▸ WHAT IS BEING ASKED: Bring together all lines of the material below that contain the string "Services".

Source records
════
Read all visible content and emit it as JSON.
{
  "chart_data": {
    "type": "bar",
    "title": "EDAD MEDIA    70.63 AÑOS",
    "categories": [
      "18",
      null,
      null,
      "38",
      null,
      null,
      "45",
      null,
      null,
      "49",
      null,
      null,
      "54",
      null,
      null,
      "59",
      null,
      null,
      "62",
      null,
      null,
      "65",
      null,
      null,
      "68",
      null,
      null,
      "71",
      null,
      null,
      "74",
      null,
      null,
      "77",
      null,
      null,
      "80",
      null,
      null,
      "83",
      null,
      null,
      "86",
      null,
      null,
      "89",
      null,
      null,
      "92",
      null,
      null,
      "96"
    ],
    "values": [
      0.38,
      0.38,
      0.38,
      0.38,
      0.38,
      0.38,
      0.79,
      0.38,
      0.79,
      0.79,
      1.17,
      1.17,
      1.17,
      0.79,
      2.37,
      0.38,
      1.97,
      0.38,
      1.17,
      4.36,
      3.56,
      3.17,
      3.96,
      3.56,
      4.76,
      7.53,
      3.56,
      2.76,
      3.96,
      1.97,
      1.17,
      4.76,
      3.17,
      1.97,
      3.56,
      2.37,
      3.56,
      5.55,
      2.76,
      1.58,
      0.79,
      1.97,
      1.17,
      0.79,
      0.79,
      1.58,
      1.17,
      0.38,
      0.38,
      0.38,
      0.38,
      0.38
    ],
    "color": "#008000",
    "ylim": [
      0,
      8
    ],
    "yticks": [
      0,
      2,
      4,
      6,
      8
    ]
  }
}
════
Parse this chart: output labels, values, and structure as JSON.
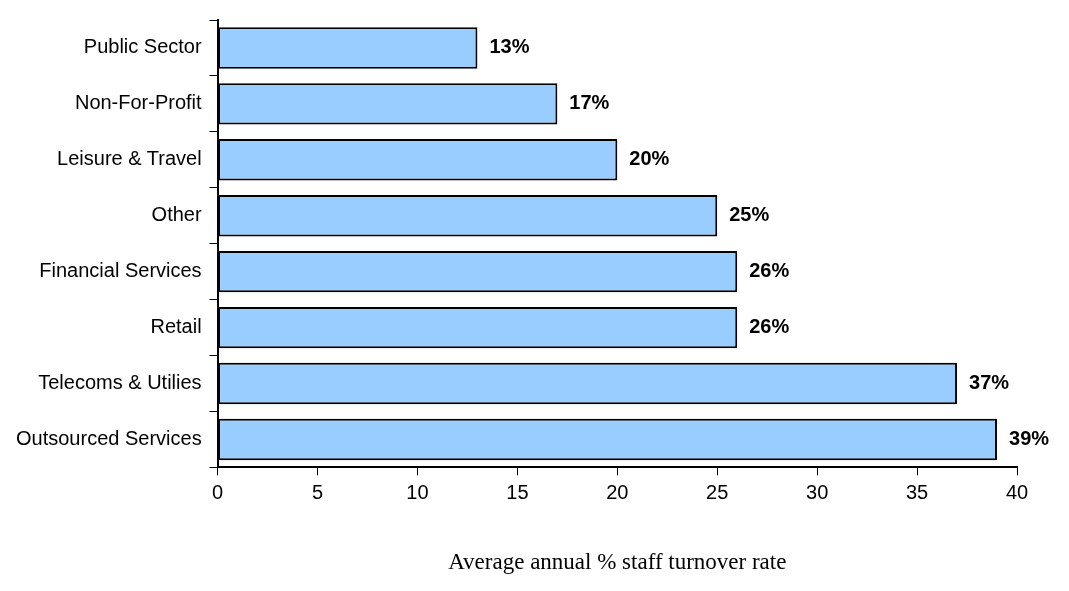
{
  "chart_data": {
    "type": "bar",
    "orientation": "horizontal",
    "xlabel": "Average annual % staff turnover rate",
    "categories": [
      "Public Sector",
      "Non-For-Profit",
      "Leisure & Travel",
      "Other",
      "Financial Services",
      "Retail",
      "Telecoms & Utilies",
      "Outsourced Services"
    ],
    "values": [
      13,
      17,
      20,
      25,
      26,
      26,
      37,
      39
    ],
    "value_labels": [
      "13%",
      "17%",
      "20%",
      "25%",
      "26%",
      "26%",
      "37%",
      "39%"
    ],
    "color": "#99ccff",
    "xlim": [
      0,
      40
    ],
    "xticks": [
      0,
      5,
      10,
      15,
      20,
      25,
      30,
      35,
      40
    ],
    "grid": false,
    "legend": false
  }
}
════
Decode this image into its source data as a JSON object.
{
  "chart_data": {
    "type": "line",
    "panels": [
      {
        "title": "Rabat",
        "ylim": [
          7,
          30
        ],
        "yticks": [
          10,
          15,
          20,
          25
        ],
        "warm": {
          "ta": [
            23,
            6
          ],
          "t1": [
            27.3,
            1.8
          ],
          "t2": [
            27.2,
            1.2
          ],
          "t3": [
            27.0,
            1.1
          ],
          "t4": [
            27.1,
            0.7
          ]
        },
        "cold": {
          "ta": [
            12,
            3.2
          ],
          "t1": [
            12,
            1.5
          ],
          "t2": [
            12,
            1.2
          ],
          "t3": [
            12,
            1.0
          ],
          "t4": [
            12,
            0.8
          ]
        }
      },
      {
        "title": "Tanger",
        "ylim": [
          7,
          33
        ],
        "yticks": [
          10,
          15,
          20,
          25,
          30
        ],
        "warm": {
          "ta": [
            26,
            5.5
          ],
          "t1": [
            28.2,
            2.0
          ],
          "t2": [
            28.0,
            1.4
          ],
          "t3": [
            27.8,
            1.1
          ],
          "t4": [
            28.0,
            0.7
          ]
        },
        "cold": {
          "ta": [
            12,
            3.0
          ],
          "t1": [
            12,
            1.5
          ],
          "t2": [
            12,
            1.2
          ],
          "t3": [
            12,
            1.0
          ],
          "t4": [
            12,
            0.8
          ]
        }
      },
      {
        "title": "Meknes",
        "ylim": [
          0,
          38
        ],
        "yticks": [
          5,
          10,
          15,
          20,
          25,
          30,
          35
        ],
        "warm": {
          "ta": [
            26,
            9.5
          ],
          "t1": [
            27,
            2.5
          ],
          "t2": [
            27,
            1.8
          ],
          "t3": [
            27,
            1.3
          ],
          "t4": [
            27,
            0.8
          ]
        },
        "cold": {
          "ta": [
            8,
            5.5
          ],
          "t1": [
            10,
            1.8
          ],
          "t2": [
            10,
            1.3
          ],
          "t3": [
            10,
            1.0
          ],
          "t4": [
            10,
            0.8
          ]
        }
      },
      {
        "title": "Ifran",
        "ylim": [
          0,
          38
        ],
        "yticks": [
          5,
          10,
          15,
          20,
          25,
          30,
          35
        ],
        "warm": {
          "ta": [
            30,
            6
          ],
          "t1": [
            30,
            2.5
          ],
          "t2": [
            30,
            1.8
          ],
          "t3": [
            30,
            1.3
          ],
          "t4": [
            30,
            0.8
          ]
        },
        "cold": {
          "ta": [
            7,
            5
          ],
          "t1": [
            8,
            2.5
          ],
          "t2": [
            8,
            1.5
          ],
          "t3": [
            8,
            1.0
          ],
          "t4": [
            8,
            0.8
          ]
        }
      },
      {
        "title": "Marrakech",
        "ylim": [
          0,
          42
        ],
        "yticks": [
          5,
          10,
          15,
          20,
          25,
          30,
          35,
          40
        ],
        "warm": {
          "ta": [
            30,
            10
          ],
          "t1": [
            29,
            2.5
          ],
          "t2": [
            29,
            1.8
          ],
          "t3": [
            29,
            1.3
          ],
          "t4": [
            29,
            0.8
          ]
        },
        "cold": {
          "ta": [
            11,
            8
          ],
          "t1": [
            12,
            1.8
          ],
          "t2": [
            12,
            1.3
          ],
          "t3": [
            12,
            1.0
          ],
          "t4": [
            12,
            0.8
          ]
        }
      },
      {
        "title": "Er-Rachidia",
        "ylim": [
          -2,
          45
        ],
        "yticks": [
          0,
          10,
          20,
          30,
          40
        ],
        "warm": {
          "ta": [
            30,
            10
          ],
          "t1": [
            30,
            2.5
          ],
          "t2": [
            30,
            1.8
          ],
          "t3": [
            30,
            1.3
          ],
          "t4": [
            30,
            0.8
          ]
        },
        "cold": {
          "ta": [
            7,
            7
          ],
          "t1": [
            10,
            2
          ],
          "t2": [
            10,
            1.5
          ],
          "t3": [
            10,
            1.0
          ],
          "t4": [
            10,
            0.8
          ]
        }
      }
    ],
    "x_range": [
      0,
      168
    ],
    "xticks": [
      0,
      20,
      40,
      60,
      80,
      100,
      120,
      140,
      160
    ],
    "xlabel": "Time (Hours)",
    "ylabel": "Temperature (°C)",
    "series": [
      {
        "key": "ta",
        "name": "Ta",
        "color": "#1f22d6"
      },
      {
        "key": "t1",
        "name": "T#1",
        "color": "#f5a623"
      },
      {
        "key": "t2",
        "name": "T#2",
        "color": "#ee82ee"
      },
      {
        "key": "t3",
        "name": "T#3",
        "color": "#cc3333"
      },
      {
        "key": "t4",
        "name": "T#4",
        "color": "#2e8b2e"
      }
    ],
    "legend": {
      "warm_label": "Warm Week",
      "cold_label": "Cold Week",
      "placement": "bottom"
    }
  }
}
════
▸ FULL RESPONSE:
      "Financial Services",
      "Outsourced Services"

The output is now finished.